* [PROBLEM] From the entries below, tally how many lines contain "Gladbeck" and report only that figure.

* [PROVIDED ENTRIES]
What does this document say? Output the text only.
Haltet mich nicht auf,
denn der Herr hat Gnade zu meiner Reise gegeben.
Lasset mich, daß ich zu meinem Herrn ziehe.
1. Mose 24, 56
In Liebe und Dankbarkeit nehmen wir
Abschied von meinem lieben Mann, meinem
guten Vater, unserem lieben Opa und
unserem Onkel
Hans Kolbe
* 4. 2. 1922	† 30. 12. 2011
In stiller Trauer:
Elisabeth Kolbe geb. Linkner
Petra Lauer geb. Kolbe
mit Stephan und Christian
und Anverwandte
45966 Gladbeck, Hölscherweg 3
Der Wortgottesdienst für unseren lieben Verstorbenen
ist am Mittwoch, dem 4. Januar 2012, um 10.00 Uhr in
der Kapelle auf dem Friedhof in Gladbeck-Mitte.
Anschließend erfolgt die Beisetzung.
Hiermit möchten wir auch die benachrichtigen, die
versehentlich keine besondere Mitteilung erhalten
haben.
==
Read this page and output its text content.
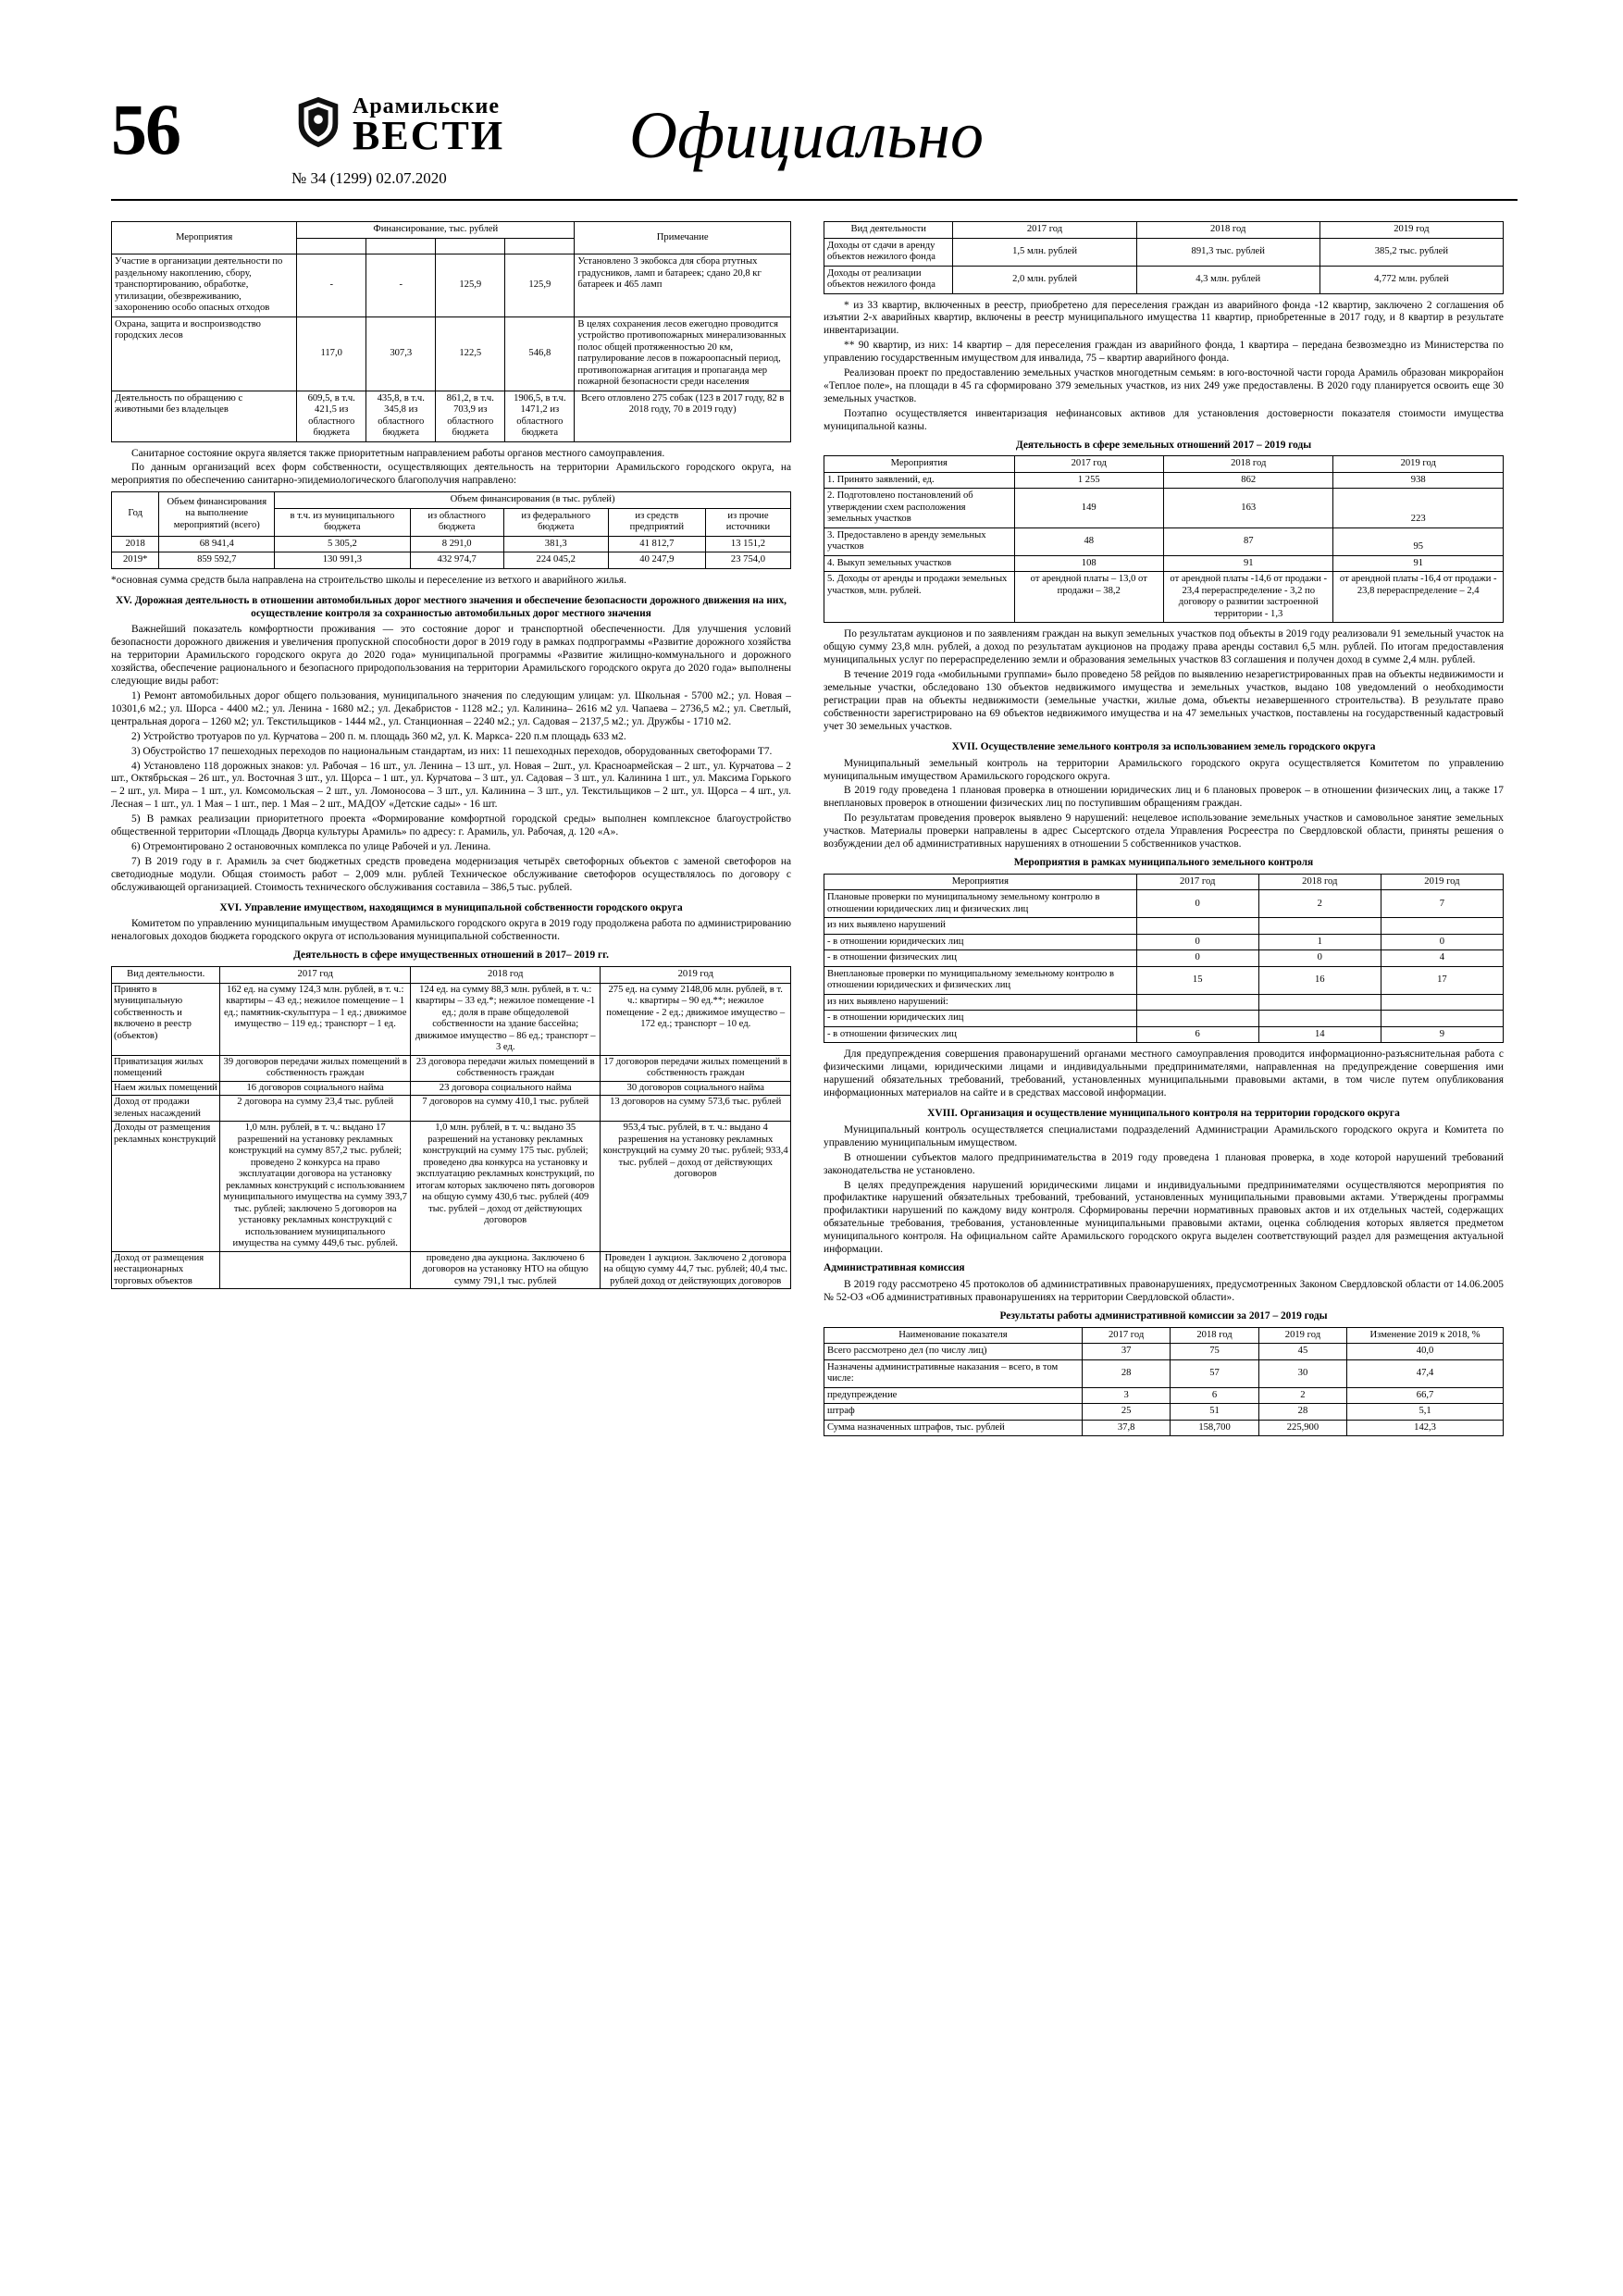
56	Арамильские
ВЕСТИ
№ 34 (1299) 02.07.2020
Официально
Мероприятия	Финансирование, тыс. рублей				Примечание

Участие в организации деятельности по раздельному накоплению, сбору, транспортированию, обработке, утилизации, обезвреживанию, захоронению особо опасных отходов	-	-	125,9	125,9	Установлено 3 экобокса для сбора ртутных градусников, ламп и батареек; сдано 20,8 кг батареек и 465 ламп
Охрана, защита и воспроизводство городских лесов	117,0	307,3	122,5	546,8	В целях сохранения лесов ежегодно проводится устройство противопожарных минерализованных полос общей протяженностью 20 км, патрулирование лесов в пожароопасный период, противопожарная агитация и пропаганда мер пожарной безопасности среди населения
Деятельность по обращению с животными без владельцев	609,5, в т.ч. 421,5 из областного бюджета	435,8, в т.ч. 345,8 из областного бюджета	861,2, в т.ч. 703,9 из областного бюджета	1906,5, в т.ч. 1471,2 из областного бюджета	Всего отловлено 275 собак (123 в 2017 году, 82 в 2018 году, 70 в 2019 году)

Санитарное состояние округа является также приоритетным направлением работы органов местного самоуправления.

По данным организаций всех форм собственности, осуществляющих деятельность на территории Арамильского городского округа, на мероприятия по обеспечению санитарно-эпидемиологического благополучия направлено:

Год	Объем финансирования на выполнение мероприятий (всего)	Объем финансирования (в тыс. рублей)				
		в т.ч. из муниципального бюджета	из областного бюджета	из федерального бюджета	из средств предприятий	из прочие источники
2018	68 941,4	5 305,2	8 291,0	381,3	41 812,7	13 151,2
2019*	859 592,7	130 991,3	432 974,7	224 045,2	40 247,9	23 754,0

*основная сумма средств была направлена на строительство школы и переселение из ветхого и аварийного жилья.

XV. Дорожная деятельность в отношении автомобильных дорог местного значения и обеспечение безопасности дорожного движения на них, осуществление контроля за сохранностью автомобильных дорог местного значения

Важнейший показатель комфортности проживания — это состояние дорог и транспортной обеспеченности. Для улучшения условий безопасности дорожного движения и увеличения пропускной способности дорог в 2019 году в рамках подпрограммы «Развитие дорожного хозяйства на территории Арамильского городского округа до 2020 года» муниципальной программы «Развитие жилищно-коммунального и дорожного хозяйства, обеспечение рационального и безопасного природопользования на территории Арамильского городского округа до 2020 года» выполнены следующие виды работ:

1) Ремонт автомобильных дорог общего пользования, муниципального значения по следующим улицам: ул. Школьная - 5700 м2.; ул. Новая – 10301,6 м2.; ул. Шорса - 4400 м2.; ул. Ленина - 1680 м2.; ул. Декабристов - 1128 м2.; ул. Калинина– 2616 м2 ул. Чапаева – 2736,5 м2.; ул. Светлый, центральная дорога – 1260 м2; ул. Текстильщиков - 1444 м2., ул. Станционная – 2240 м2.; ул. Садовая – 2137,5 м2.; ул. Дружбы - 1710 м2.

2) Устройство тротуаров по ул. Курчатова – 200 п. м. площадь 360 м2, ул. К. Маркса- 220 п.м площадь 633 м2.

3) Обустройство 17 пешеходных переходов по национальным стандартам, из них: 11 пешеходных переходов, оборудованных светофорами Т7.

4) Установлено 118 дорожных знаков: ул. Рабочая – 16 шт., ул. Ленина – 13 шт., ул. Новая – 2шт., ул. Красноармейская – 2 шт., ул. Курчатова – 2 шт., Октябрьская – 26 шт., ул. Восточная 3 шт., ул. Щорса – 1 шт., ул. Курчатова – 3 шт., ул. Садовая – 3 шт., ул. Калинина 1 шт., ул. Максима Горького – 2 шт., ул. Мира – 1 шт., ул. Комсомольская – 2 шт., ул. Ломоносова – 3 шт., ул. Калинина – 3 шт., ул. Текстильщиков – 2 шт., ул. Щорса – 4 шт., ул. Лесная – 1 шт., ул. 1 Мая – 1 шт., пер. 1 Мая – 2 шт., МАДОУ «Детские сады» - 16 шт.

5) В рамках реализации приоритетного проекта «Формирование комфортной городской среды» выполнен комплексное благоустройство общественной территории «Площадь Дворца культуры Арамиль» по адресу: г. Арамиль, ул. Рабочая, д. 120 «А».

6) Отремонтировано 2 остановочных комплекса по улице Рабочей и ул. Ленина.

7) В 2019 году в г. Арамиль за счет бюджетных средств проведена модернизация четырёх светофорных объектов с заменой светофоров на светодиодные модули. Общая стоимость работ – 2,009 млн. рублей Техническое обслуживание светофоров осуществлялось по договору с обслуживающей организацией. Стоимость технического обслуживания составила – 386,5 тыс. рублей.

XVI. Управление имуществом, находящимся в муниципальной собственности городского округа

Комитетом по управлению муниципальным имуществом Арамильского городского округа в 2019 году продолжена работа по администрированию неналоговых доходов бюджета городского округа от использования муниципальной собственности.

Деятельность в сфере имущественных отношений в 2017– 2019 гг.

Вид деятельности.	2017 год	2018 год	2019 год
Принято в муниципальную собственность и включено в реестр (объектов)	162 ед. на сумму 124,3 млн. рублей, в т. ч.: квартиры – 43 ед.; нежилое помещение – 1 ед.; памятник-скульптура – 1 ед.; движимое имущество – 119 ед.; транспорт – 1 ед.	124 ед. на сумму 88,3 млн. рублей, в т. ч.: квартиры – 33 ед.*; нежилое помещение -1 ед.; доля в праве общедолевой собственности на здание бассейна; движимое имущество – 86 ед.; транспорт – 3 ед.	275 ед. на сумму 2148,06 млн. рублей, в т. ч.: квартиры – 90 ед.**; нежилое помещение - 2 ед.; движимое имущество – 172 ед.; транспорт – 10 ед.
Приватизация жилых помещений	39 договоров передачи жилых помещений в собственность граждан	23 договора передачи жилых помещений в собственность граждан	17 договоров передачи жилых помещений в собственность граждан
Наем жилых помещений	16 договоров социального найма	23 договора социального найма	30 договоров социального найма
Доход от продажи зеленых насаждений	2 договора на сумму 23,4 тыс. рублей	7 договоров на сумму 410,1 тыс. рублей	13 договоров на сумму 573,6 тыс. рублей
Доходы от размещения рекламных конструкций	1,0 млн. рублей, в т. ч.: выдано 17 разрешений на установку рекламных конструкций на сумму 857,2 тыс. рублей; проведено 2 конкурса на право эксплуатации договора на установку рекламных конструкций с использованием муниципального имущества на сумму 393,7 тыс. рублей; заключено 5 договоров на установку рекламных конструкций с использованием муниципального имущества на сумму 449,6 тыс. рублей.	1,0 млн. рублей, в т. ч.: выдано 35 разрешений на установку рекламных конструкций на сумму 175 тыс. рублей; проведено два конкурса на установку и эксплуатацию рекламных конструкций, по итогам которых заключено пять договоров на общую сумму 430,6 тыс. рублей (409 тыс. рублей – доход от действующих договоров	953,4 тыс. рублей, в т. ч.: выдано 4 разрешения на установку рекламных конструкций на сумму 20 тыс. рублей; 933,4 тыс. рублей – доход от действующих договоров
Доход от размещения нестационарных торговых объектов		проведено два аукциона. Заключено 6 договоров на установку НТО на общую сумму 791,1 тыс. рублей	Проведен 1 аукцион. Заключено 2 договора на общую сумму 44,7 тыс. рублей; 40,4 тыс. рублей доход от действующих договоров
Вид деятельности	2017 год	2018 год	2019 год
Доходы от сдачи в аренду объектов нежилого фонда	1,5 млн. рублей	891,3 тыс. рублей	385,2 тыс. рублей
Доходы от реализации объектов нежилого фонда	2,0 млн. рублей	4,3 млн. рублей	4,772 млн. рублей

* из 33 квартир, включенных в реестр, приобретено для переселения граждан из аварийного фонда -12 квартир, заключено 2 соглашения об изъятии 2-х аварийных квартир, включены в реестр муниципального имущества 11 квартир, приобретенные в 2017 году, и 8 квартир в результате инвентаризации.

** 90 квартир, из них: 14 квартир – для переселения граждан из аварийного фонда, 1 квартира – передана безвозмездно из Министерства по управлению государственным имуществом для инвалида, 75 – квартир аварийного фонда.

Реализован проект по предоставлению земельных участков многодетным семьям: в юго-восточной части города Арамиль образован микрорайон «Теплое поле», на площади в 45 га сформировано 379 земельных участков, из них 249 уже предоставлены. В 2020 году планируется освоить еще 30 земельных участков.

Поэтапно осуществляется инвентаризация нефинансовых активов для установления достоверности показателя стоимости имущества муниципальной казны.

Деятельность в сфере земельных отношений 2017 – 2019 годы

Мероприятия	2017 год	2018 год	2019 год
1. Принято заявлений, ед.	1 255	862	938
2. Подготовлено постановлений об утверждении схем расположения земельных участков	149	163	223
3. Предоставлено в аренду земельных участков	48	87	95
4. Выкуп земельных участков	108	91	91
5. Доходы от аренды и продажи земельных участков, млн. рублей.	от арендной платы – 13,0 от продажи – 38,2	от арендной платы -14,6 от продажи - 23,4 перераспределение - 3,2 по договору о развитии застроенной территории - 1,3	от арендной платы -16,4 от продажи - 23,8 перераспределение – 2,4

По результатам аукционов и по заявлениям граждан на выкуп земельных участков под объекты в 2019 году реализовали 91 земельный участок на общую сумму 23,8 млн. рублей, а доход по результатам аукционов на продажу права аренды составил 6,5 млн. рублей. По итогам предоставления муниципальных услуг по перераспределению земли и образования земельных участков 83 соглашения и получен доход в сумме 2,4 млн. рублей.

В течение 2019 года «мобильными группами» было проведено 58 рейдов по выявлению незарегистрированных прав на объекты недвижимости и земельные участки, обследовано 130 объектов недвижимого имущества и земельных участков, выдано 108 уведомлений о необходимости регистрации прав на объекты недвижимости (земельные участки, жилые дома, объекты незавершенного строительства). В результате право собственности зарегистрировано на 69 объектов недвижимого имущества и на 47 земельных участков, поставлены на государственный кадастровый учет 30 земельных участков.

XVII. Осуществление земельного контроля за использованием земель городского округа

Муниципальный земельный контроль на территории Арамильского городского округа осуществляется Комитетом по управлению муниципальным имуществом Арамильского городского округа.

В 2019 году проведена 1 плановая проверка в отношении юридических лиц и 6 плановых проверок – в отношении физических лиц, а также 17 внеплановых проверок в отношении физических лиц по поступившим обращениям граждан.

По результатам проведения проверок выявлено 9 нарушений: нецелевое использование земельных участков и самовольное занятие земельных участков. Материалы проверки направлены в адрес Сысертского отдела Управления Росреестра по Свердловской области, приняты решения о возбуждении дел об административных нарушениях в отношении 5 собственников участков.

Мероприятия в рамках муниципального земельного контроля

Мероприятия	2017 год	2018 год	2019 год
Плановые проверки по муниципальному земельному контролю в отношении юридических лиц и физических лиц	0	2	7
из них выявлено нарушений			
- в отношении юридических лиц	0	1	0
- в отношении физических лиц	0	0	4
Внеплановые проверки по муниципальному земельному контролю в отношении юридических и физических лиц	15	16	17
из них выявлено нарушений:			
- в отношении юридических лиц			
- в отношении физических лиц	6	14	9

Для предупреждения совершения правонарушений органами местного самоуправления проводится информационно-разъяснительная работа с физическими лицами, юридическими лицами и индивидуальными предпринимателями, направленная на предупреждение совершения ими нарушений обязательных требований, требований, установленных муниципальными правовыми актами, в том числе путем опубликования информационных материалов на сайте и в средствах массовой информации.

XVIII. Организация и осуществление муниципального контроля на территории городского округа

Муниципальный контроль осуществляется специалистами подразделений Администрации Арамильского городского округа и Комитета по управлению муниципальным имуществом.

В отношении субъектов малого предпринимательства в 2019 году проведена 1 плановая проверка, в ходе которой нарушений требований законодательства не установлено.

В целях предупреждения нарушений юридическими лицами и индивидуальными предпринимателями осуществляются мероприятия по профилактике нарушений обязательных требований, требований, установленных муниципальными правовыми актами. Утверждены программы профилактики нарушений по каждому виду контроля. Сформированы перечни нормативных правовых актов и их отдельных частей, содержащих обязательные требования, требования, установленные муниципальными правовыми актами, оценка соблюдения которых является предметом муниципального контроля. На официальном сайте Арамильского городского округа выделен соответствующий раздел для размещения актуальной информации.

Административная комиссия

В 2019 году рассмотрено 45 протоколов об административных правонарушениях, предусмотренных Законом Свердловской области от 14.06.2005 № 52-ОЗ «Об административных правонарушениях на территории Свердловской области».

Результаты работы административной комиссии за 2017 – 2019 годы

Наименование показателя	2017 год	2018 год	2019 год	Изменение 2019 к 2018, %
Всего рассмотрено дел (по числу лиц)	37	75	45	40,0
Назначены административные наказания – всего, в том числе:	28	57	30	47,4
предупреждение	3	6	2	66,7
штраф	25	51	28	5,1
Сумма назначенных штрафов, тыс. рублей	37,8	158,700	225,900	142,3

* [ANSWER FOR THE TASK] 2